>> begin The records
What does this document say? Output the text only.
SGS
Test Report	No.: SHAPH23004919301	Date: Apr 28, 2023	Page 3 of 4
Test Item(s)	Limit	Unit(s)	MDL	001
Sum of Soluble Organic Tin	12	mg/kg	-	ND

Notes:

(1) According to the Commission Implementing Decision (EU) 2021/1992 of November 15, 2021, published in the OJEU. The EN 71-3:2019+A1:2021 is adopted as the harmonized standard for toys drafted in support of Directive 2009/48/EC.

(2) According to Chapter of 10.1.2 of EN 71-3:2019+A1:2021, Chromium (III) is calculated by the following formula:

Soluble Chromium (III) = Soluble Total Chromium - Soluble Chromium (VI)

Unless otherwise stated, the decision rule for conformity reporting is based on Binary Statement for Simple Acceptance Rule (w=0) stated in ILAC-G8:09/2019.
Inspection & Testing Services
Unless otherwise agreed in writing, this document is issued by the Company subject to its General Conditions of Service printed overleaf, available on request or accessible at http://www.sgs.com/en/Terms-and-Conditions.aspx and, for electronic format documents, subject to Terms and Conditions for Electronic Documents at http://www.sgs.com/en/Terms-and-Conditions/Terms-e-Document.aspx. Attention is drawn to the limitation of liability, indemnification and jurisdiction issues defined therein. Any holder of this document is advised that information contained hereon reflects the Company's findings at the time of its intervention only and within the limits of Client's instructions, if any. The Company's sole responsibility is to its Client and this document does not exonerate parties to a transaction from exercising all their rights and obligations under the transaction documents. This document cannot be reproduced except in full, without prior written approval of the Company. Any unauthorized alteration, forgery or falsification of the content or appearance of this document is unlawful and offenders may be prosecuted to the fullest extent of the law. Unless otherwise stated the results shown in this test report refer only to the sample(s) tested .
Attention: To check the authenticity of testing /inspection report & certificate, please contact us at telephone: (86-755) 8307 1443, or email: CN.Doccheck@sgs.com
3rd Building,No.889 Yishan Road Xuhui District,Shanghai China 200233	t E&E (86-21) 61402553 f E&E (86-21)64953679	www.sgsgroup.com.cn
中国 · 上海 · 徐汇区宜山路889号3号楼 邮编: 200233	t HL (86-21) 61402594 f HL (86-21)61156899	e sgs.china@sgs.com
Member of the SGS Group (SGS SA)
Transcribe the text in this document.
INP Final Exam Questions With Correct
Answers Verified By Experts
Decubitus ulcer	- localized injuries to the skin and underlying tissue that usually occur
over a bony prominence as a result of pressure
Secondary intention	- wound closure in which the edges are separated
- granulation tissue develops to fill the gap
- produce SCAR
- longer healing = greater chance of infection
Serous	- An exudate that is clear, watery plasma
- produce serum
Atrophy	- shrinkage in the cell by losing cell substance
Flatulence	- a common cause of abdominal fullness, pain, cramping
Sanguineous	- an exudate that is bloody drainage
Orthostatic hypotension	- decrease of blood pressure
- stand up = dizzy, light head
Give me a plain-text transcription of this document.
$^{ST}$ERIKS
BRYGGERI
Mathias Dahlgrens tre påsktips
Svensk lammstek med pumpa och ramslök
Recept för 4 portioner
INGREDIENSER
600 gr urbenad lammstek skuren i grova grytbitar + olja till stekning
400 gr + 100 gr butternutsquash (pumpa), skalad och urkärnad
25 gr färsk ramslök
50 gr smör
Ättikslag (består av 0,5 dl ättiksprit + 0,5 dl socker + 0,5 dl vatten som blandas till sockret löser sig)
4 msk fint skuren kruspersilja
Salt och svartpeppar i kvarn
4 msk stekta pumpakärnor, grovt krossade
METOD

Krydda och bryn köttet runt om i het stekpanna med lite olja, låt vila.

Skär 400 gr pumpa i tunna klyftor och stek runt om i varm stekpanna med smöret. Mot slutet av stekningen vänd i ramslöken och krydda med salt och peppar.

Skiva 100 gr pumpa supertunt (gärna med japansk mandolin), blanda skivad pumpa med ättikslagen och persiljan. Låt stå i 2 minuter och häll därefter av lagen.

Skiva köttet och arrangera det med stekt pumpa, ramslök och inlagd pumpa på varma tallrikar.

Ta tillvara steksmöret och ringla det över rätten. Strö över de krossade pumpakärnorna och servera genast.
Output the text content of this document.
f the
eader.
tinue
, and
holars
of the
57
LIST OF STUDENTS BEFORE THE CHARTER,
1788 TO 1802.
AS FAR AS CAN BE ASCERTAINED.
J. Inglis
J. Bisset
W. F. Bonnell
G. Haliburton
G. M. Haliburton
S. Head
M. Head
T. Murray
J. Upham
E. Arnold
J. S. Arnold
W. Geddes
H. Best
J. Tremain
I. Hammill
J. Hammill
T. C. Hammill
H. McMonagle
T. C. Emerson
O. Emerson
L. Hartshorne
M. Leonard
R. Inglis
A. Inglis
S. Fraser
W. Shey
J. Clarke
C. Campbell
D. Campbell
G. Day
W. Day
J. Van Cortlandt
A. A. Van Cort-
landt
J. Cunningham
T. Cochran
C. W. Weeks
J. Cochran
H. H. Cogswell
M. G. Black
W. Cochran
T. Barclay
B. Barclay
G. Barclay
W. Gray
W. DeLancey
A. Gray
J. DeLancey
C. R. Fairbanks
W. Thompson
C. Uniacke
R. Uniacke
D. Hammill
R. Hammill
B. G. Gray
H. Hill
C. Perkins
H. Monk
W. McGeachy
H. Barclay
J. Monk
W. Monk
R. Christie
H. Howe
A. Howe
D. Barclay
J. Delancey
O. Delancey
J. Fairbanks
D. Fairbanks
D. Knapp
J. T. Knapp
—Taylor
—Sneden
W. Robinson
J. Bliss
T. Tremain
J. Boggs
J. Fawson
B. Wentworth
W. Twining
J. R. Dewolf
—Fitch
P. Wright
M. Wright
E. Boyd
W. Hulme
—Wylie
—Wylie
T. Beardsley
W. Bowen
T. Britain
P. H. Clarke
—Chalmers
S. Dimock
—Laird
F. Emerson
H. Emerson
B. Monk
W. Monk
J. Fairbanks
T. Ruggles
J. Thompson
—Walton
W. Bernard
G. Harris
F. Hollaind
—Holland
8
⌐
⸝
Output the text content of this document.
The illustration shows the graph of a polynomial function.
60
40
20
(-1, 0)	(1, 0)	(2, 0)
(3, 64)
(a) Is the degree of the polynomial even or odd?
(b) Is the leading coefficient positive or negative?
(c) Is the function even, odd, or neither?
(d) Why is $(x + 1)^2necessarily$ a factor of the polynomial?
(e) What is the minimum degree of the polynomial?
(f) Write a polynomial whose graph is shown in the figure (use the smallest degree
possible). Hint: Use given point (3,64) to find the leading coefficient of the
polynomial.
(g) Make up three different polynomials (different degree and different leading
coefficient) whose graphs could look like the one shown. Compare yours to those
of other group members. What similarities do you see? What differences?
>> end The records
Aim:
The records above should be restated word for word, please.

Exercise output:
What does this document say? Output the text only.
SGS
Test Report	No.: SHAPH23004919301	Date: Apr 28, 2023	Page 3 of 4
Test Item(s)	Limit	Unit(s)	MDL	001
Sum of Soluble Organic Tin	12	mg/kg	-	ND

Notes:

(1) According to the Commission Implementing Decision (EU) 2021/1992 of November 15, 2021, published in the OJEU. The EN 71-3:2019+A1:2021 is adopted as the harmonized standard for toys drafted in support of Directive 2009/48/EC.

(2) According to Chapter of 10.1.2 of EN 71-3:2019+A1:2021, Chromium (III) is calculated by the following formula:

Soluble Chromium (III) = Soluble Total Chromium - Soluble Chromium (VI)

Unless otherwise stated, the decision rule for conformity reporting is based on Binary Statement for Simple Acceptance Rule (w=0) stated in ILAC-G8:09/2019.
Inspection & Testing Services
Unless otherwise agreed in writing, this document is issued by the Company subject to its General Conditions of Service printed overleaf, available on request or accessible at http://www.sgs.com/en/Terms-and-Conditions.aspx and, for electronic format documents, subject to Terms and Conditions for Electronic Documents at http://www.sgs.com/en/Terms-and-Conditions/Terms-e-Document.aspx. Attention is drawn to the limitation of liability, indemnification and jurisdiction issues defined therein. Any holder of this document is advised that information contained hereon reflects the Company's findings at the time of its intervention only and within the limits of Client's instructions, if any. The Company's sole responsibility is to its Client and this document does not exonerate parties to a transaction from exercising all their rights and obligations under the transaction documents. This document cannot be reproduced except in full, without prior written approval of the Company. Any unauthorized alteration, forgery or falsification of the content or appearance of this document is unlawful and offenders may be prosecuted to the fullest extent of the law. Unless otherwise stated the results shown in this test report refer only to the sample(s) tested .
Attention: To check the authenticity of testing /inspection report & certificate, please contact us at telephone: (86-755) 8307 1443, or email: CN.Doccheck@sgs.com
3rd Building,No.889 Yishan Road Xuhui District,Shanghai China 200233	t E&E (86-21) 61402553 f E&E (86-21)64953679	www.sgsgroup.com.cn
中国 · 上海 · 徐汇区宜山路889号3号楼 邮编: 200233	t HL (86-21) 61402594 f HL (86-21)61156899	e sgs.china@sgs.com
Member of the SGS Group (SGS SA)
Transcribe the text in this document.
INP Final Exam Questions With Correct
Answers Verified By Experts
Decubitus ulcer	- localized injuries to the skin and underlying tissue that usually occur
over a bony prominence as a result of pressure
Secondary intention	- wound closure in which the edges are separated
- granulation tissue develops to fill the gap
- produce SCAR
- longer healing = greater chance of infection
Serous	- An exudate that is clear, watery plasma
- produce serum
Atrophy	- shrinkage in the cell by losing cell substance
Flatulence	- a common cause of abdominal fullness, pain, cramping
Sanguineous	- an exudate that is bloody drainage
Orthostatic hypotension	- decrease of blood pressure
- stand up = dizzy, light head
Give me a plain-text transcription of this document.
$^{ST}$ERIKS
BRYGGERI
Mathias Dahlgrens tre påsktips
Svensk lammstek med pumpa och ramslök
Recept för 4 portioner
INGREDIENSER
600 gr urbenad lammstek skuren i grova grytbitar + olja till stekning
400 gr + 100 gr butternutsquash (pumpa), skalad och urkärnad
25 gr färsk ramslök
50 gr smör
Ättikslag (består av 0,5 dl ättiksprit + 0,5 dl socker + 0,5 dl vatten som blandas till sockret löser sig)
4 msk fint skuren kruspersilja
Salt och svartpeppar i kvarn
4 msk stekta pumpakärnor, grovt krossade
METOD

Krydda och bryn köttet runt om i het stekpanna med lite olja, låt vila.

Skär 400 gr pumpa i tunna klyftor och stek runt om i varm stekpanna med smöret. Mot slutet av stekningen vänd i ramslöken och krydda med salt och peppar.

Skiva 100 gr pumpa supertunt (gärna med japansk mandolin), blanda skivad pumpa med ättikslagen och persiljan. Låt stå i 2 minuter och häll därefter av lagen.

Skiva köttet och arrangera det med stekt pumpa, ramslök och inlagd pumpa på varma tallrikar.

Ta tillvara steksmöret och ringla det över rätten. Strö över de krossade pumpakärnorna och servera genast.
Output the text content of this document.
f the
eader.
tinue
, and
holars
of the
57
LIST OF STUDENTS BEFORE THE CHARTER,
1788 TO 1802.
AS FAR AS CAN BE ASCERTAINED.
J. Inglis
J. Bisset
W. F. Bonnell
G. Haliburton
G. M. Haliburton
S. Head
M. Head
T. Murray
J. Upham
E. Arnold
J. S. Arnold
W. Geddes
H. Best
J. Tremain
I. Hammill
J. Hammill
T. C. Hammill
H. McMonagle
T. C. Emerson
O. Emerson
L. Hartshorne
M. Leonard
R. Inglis
A. Inglis
S. Fraser
W. Shey
J. Clarke
C. Campbell
D. Campbell
G. Day
W. Day
J. Van Cortlandt
A. A. Van Cort-
landt
J. Cunningham
T. Cochran
C. W. Weeks
J. Cochran
H. H. Cogswell
M. G. Black
W. Cochran
T. Barclay
B. Barclay
G. Barclay
W. Gray
W. DeLancey
A. Gray
J. DeLancey
C. R. Fairbanks
W. Thompson
C. Uniacke
R. Uniacke
D. Hammill
R. Hammill
B. G. Gray
H. Hill
C. Perkins
H. Monk
W. McGeachy
H. Barclay
J. Monk
W. Monk
R. Christie
H. Howe
A. Howe
D. Barclay
J. Delancey
O. Delancey
J. Fairbanks
D. Fairbanks
D. Knapp
J. T. Knapp
—Taylor
—Sneden
W. Robinson
J. Bliss
T. Tremain
J. Boggs
J. Fawson
B. Wentworth
W. Twining
J. R. Dewolf
—Fitch
P. Wright
M. Wright
E. Boyd
W. Hulme
—Wylie
—Wylie
T. Beardsley
W. Bowen
T. Britain
P. H. Clarke
—Chalmers
S. Dimock
—Laird
F. Emerson
H. Emerson
B. Monk
W. Monk
J. Fairbanks
T. Ruggles
J. Thompson
—Walton
W. Bernard
G. Harris
F. Hollaind
—Holland
8
⌐
⸝
Output the text content of this document.
The illustration shows the graph of a polynomial function.
60
40
20
(-1, 0)	(1, 0)	(2, 0)
(3, 64)
(a) Is the degree of the polynomial even or odd?
(b) Is the leading coefficient positive or negative?
(c) Is the function even, odd, or neither?
(d) Why is $(x + 1)^2necessarily$ a factor of the polynomial?
(e) What is the minimum degree of the polynomial?
(f) Write a polynomial whose graph is shown in the figure (use the smallest degree
possible). Hint: Use given point (3,64) to find the leading coefficient of the
polynomial.
(g) Make up three different polynomials (different degree and different leading
coefficient) whose graphs could look like the one shown. Compare yours to those
of other group members. What similarities do you see? What differences?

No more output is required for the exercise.